TASK REQUIREMENTS: Output every line of the material exactly, omitting images.

start GIVEN INFORMATION

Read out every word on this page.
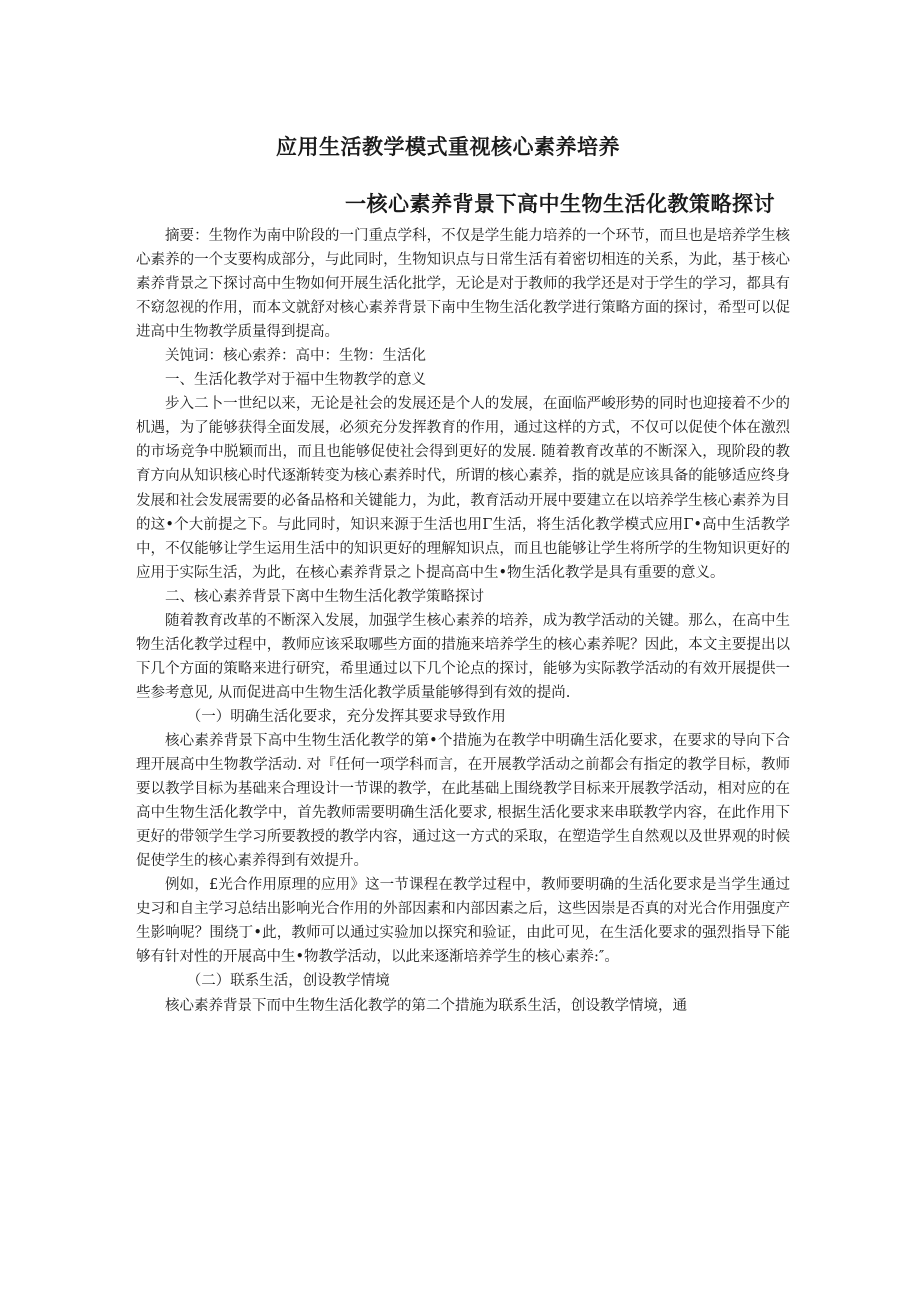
应用生活教学模式重视核心素养培养
一核心素养背景下高中生物生活化教策略探讨

摘要：生物作为南中阶段的一门重点学科，不仅是学生能力培养的一个环节，而旦也是培养学生核心素养的一个支要构成部分，与此同时，生物知识点与日常生活有着密切相连的关系，为此，基于核心素养背景之下探讨高中生物如何开展生活化批学，无论是对于教师的我学还是对于学生的学习，都具有不窈忽视的作用，而本文就舒对核心素养背景下南中生物生活化教学进行策略方面的探讨，希型可以促进高中生物教学质量得到提高。

关饨词：核心索养：高中：生物：生活化

一、生活化教学对于福中生物教学的意义

步入二卜一世纪以来，无论是社会的发展还是个人的发展，在面临严峻形势的同时也迎接着不少的机遇，为了能够获得全面发展，必须充分发挥教育的作用，通过这样的方式，不仅可以促使个体在激烈的市场竞争中脱颖而出，而且也能够促使社会得到更好的发展. 随着教育改革的不断深入，现阶段的教育方向从知识核心时代逐渐转变为核心素养时代，所谓的核心素养，指的就是应该具备的能够适应终身发展和社会发展需要的必备品格和关键能力，为此，教育活动开展中要建立在以培养学生核心素养为目的这•个大前提之下。与此同时，知识来源于生活也用Γ生活，将生活化教学模式应用Γ•高中生活教学中，不仅能够让学生运用生活中的知识更好的理解知识点，而且也能够让学生将所学的生物知识更好的应用于实际生活，为此，在核心素养背景之卜提高高中生•物生活化教学是具有重要的意义。

二、核心素养背景下离中生物生活化教学策略探讨

随着教育改革的不断深入发展，加强学生核心素养的培养，成为教学活动的关键。那么，在高中生物生活化教学过程中，教师应该采取哪些方面的措施来培养学生的核心素养呢？因此，本文主要提出以下几个方面的策略来进行研究，希里通过以下几个论点的探讨，能够为实际教学活动的有效开展提供一些参考意见, 从而促进高中生物生活化教学质量能够得到有效的提尚.

（一）明确生活化要求，充分发挥其要求导致作用

核心素养背景下高中生物生活化教学的第•个措施为在教学中明确生活化要求，在要求的导向下合理开展高中生物教学活动. 对『任何一项学科而言，在开展教学活动之前都会有指定的教学目标，教师要以教学目标为基础来合理设计一节课的教学，在此基础上围绕教学目标来开展教学活动，相对应的在高中生物生活化教学中，首先教师需要明确生活化要求, 根据生活化要求来串联教学内容，在此作用下更好的带领学生学习所要教授的教学内容，通过这一方式的采取，在塑造学生自然观以及世界观的时候促使学生的核心素养得到有效提升。

例如，£光合作用原理的应用》这一节课程在教学过程中，教师要明确的生活化要求是当学生通过史习和自主学习总结出影响光合作用的外部因素和内部因素之后，这些因崇是否真的对光合作用强度产生影响呢？围绕丁•此，教师可以通过实验加以探究和验证，由此可见，在生活化要求的强烈指导下能够有针对性的开展高中生•物教学活动，以此来逐渐培养学生的核心素养:″。

（二）联系生活，创设教学情境

核心素养背景下而中生物生活化教学的第二个措施为联系生活，创设教学情境，通
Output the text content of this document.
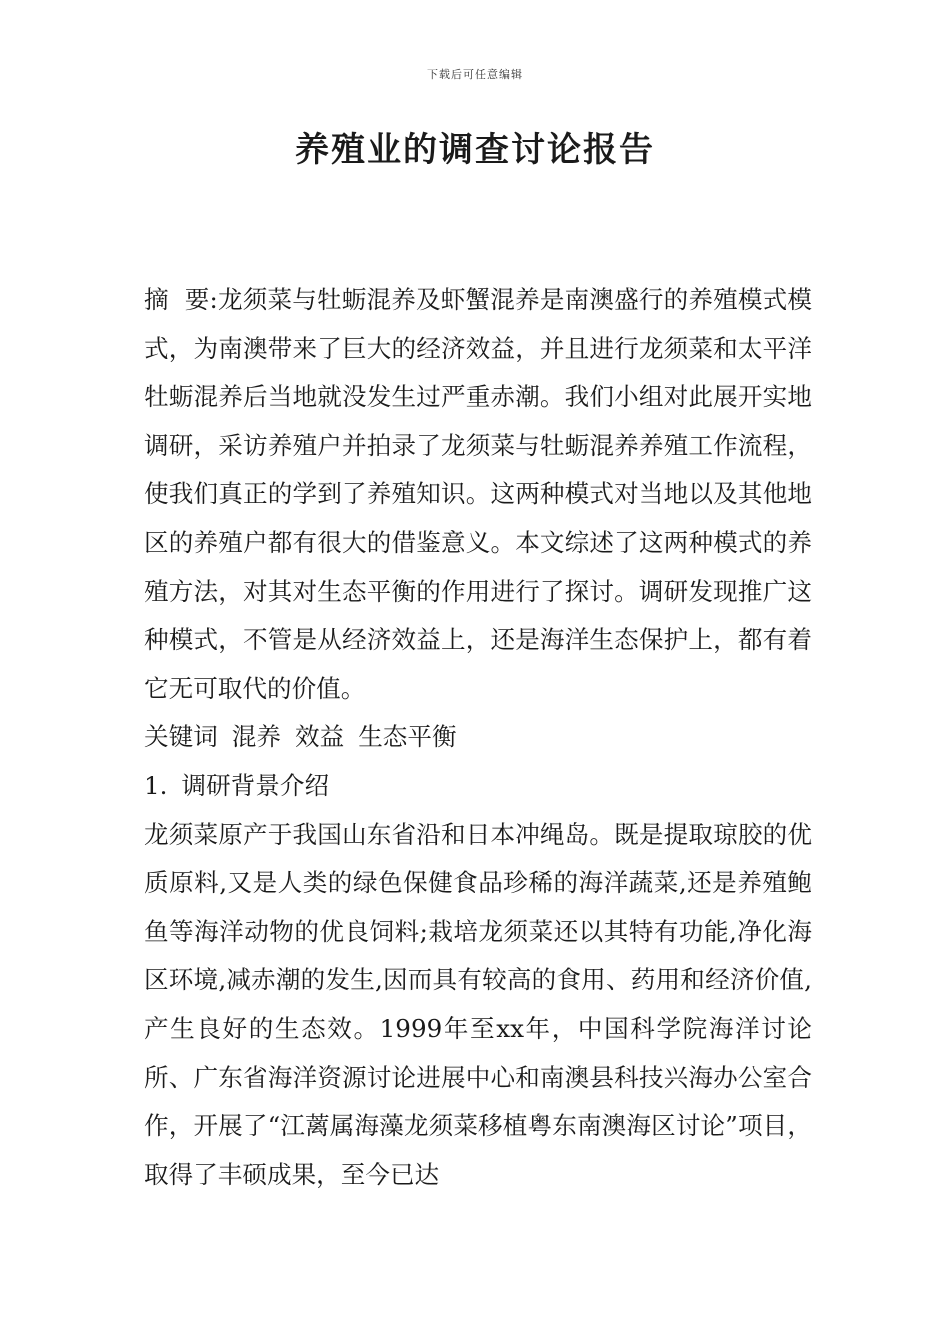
下载后可任意编辑
养殖业的调查讨论报告

摘  要:龙须菜与牡蛎混养及虾蟹混养是南澳盛行的养殖模式模式，为南澳带来了巨大的经济效益，并且进行龙须菜和太平洋牡蛎混养后当地就没发生过严重赤潮。我们小组对此展开实地调研，采访养殖户并拍录了龙须菜与牡蛎混养养殖工作流程，使我们真正的学到了养殖知识。这两种模式对当地以及其他地区的养殖户都有很大的借鉴意义。本文综述了这两种模式的养殖方法，对其对生态平衡的作用进行了探讨。调研发现推广这种模式，不管是从经济效益上，还是海洋生态保护上，都有着它无可取代的价值。

关键词 混养 效益 生态平衡

1. 调研背景介绍

龙须菜原产于我国山东省沿和日本冲绳岛。既是提取琼胶的优质原料,又是人类的绿色保健食品珍稀的海洋蔬菜,还是养殖鲍鱼等海洋动物的优良饲料;栽培龙须菜还以其特有功能,净化海区环境,减赤潮的发生,因而具有较高的食用、药用和经济价值,产生良好的生态效。1999年至xx年，中国科学院海洋讨论所、广东省海洋资源讨论进展中心和南澳县科技兴海办公室合作，开展了“江蓠属海藻龙须菜移植粤东南澳海区讨论”项目，取得了丰硕成果，至今已达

end GIVEN INFORMATION

IN RESPONSE:
Read out every word on this page.
应用生活教学模式重视核心素养培养
一核心素养背景下高中生物生活化教策略探讨

摘要：生物作为南中阶段的一门重点学科，不仅是学生能力培养的一个环节，而旦也是培养学生核心素养的一个支要构成部分，与此同时，生物知识点与日常生活有着密切相连的关系，为此，基于核心素养背景之下探讨高中生物如何开展生活化批学，无论是对于教师的我学还是对于学生的学习，都具有不窈忽视的作用，而本文就舒对核心素养背景下南中生物生活化教学进行策略方面的探讨，希型可以促进高中生物教学质量得到提高。

关饨词：核心索养：高中：生物：生活化

一、生活化教学对于福中生物教学的意义

步入二卜一世纪以来，无论是社会的发展还是个人的发展，在面临严峻形势的同时也迎接着不少的机遇，为了能够获得全面发展，必须充分发挥教育的作用，通过这样的方式，不仅可以促使个体在激烈的市场竞争中脱颖而出，而且也能够促使社会得到更好的发展. 随着教育改革的不断深入，现阶段的教育方向从知识核心时代逐渐转变为核心素养时代，所谓的核心素养，指的就是应该具备的能够适应终身发展和社会发展需要的必备品格和关键能力，为此，教育活动开展中要建立在以培养学生核心素养为目的这•个大前提之下。与此同时，知识来源于生活也用Γ生活，将生活化教学模式应用Γ•高中生活教学中，不仅能够让学生运用生活中的知识更好的理解知识点，而且也能够让学生将所学的生物知识更好的应用于实际生活，为此，在核心素养背景之卜提高高中生•物生活化教学是具有重要的意义。

二、核心素养背景下离中生物生活化教学策略探讨

随着教育改革的不断深入发展，加强学生核心素养的培养，成为教学活动的关键。那么，在高中生物生活化教学过程中，教师应该采取哪些方面的措施来培养学生的核心素养呢？因此，本文主要提出以下几个方面的策略来进行研究，希里通过以下几个论点的探讨，能够为实际教学活动的有效开展提供一些参考意见, 从而促进高中生物生活化教学质量能够得到有效的提尚.

（一）明确生活化要求，充分发挥其要求导致作用

核心素养背景下高中生物生活化教学的第•个措施为在教学中明确生活化要求，在要求的导向下合理开展高中生物教学活动. 对『任何一项学科而言，在开展教学活动之前都会有指定的教学目标，教师要以教学目标为基础来合理设计一节课的教学，在此基础上围绕教学目标来开展教学活动，相对应的在高中生物生活化教学中，首先教师需要明确生活化要求, 根据生活化要求来串联教学内容，在此作用下更好的带领学生学习所要教授的教学内容，通过这一方式的采取，在塑造学生自然观以及世界观的时候促使学生的核心素养得到有效提升。

例如，£光合作用原理的应用》这一节课程在教学过程中，教师要明确的生活化要求是当学生通过史习和自主学习总结出影响光合作用的外部因素和内部因素之后，这些因崇是否真的对光合作用强度产生影响呢？围绕丁•此，教师可以通过实验加以探究和验证，由此可见，在生活化要求的强烈指导下能够有针对性的开展高中生•物教学活动，以此来逐渐培养学生的核心素养:″。

（二）联系生活，创设教学情境

核心素养背景下而中生物生活化教学的第二个措施为联系生活，创设教学情境，通
Output the text content of this document.
下载后可任意编辑
养殖业的调查讨论报告

摘  要:龙须菜与牡蛎混养及虾蟹混养是南澳盛行的养殖模式模式，为南澳带来了巨大的经济效益，并且进行龙须菜和太平洋牡蛎混养后当地就没发生过严重赤潮。我们小组对此展开实地调研，采访养殖户并拍录了龙须菜与牡蛎混养养殖工作流程，使我们真正的学到了养殖知识。这两种模式对当地以及其他地区的养殖户都有很大的借鉴意义。本文综述了这两种模式的养殖方法，对其对生态平衡的作用进行了探讨。调研发现推广这种模式，不管是从经济效益上，还是海洋生态保护上，都有着它无可取代的价值。

关键词 混养 效益 生态平衡

1. 调研背景介绍

龙须菜原产于我国山东省沿和日本冲绳岛。既是提取琼胶的优质原料,又是人类的绿色保健食品珍稀的海洋蔬菜,还是养殖鲍鱼等海洋动物的优良饲料;栽培龙须菜还以其特有功能,净化海区环境,减赤潮的发生,因而具有较高的食用、药用和经济价值,产生良好的生态效。1999年至xx年，中国科学院海洋讨论所、广东省海洋资源讨论进展中心和南澳县科技兴海办公室合作，开展了“江蓠属海藻龙须菜移植粤东南澳海区讨论”项目，取得了丰硕成果，至今已达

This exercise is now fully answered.